# Stored data entries
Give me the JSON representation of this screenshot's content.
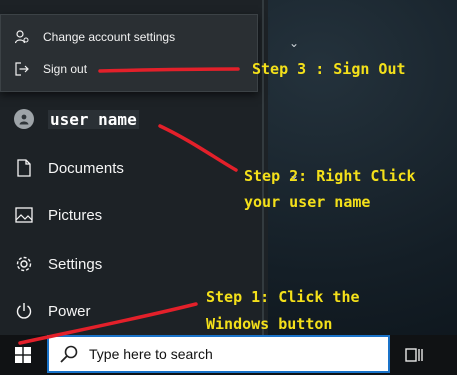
{
  "flyout": {
    "change_account": "Change account settings",
    "sign_out": "Sign out"
  },
  "start_menu": {
    "user": "user name",
    "items": [
      {
        "label": "Documents",
        "icon": "document-icon"
      },
      {
        "label": "Pictures",
        "icon": "pictures-icon"
      },
      {
        "label": "Settings",
        "icon": "gear-icon"
      },
      {
        "label": "Power",
        "icon": "power-icon"
      }
    ]
  },
  "taskbar": {
    "search_placeholder": "Type here to search"
  },
  "annotations": {
    "step3": "Step 3 : Sign Out",
    "step2_line1": "Step 2: Right Click",
    "step2_line2": "your user name",
    "step1_line1": "Step 1: Click the",
    "step1_line2": "Windows button",
    "color": "#f4e01a",
    "line_color": "#e3202a"
  }
}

# What you will do
Print every entry exactly as written, without the pictures.

# Result of the task
Give me the JSON representation of this screenshot's content.
{
  "flyout": {
    "change_account": "Change account settings",
    "sign_out": "Sign out"
  },
  "start_menu": {
    "user": "user name",
    "items": [
      {
        "label": "Documents",
        "icon": "document-icon"
      },
      {
        "label": "Pictures",
        "icon": "pictures-icon"
      },
      {
        "label": "Settings",
        "icon": "gear-icon"
      },
      {
        "label": "Power",
        "icon": "power-icon"
      }
    ]
  },
  "taskbar": {
    "search_placeholder": "Type here to search"
  },
  "annotations": {
    "step3": "Step 3 : Sign Out",
    "step2_line1": "Step 2: Right Click",
    "step2_line2": "your user name",
    "step1_line1": "Step 1: Click the",
    "step1_line2": "Windows button",
    "color": "#f4e01a",
    "line_color": "#e3202a"
  }
}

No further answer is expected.